Find the string "ktoś" in the records. Copy every line it appears in.

[Figure dataset records]
☆ ☆ ☆ ☆ ☆

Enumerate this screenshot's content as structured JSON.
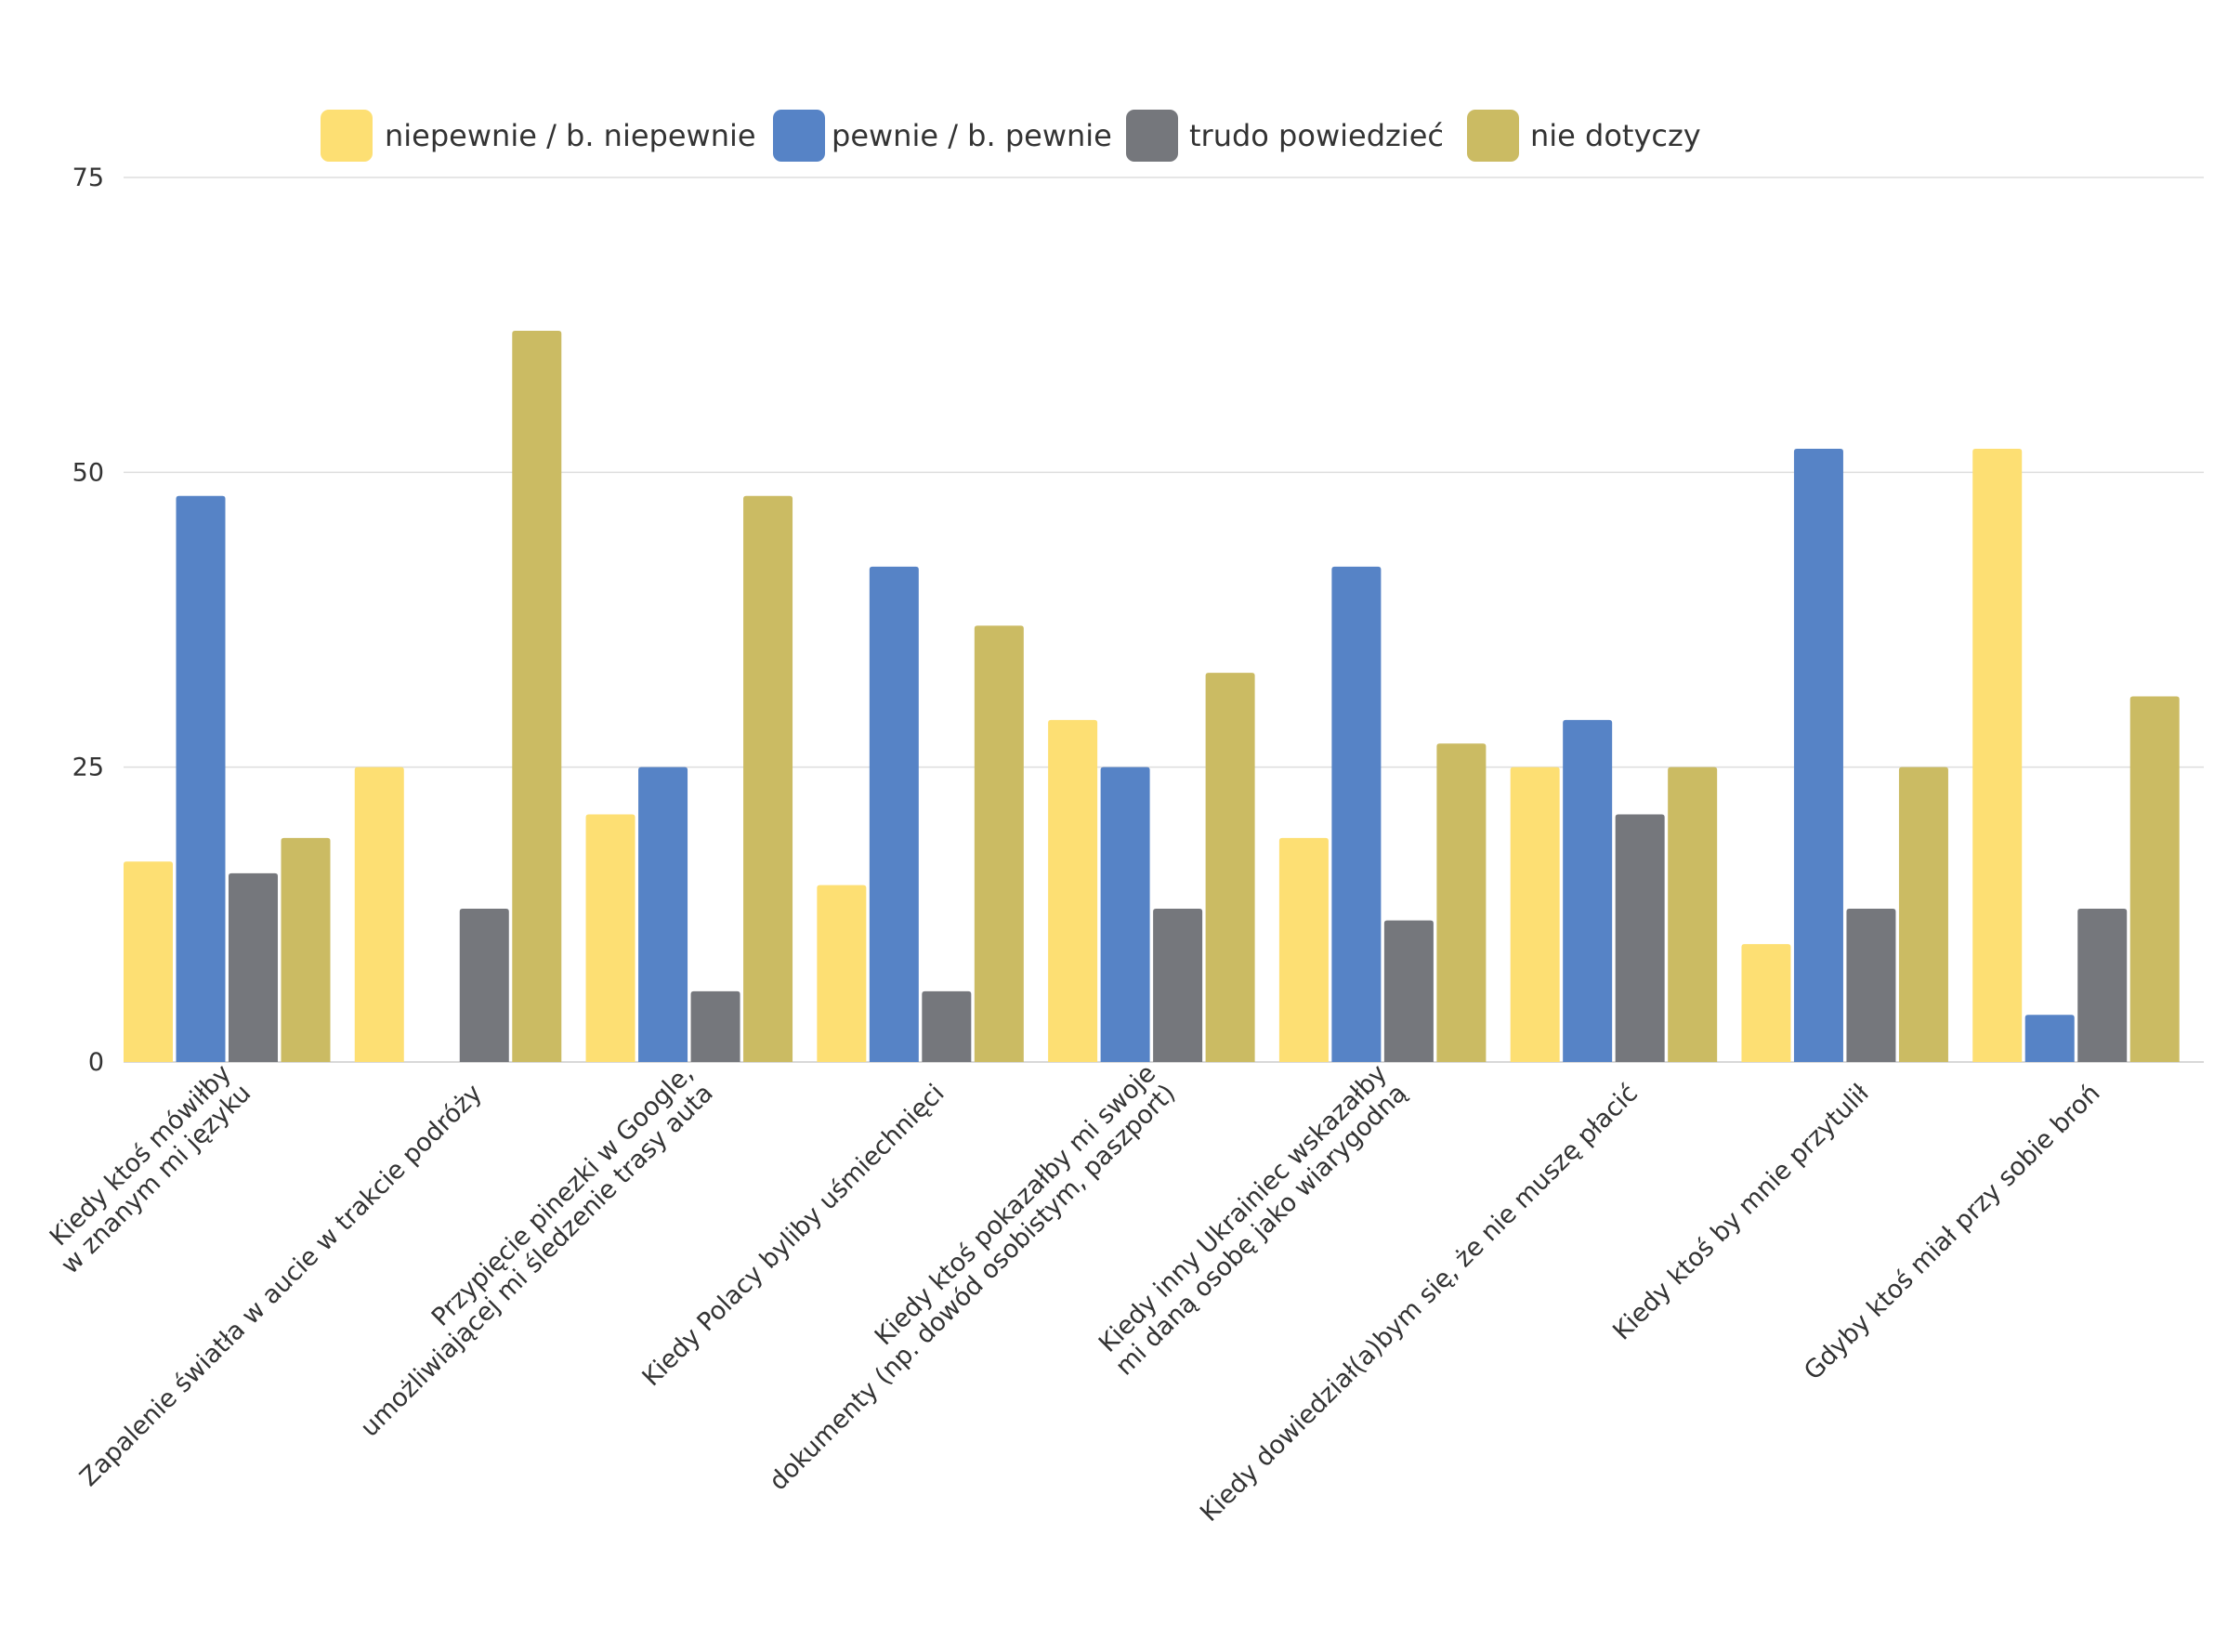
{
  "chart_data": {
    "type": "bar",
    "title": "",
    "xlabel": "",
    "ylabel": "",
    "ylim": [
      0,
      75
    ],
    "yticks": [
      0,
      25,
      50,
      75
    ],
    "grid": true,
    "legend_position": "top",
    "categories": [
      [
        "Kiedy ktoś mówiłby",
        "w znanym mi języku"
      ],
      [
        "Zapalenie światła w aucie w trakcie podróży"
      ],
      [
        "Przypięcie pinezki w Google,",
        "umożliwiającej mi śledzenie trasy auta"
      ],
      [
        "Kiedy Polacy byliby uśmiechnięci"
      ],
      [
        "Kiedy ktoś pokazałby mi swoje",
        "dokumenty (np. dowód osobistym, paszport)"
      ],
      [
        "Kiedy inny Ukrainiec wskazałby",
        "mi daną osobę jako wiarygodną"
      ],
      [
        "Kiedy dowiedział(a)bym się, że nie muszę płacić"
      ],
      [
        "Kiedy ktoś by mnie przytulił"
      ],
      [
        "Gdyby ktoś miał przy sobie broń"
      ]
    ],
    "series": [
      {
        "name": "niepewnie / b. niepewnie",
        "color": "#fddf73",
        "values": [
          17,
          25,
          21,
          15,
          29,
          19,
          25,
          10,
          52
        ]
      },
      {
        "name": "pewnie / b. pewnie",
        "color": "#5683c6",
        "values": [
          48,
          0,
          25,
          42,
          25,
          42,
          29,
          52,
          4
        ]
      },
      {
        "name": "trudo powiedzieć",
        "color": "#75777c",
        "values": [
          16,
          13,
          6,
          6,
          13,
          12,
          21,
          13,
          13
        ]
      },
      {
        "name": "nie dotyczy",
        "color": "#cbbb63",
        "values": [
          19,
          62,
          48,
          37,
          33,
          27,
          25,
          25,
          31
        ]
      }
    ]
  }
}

☆ ☆ ☆ ☆ ☆

> SOLUTION:
        "Kiedy ktoś mówiłby",
        "Kiedy ktoś pokazałby mi swoje",
        "Kiedy ktoś by mnie przytulił"
        "Gdyby ktoś miał przy sobie broń"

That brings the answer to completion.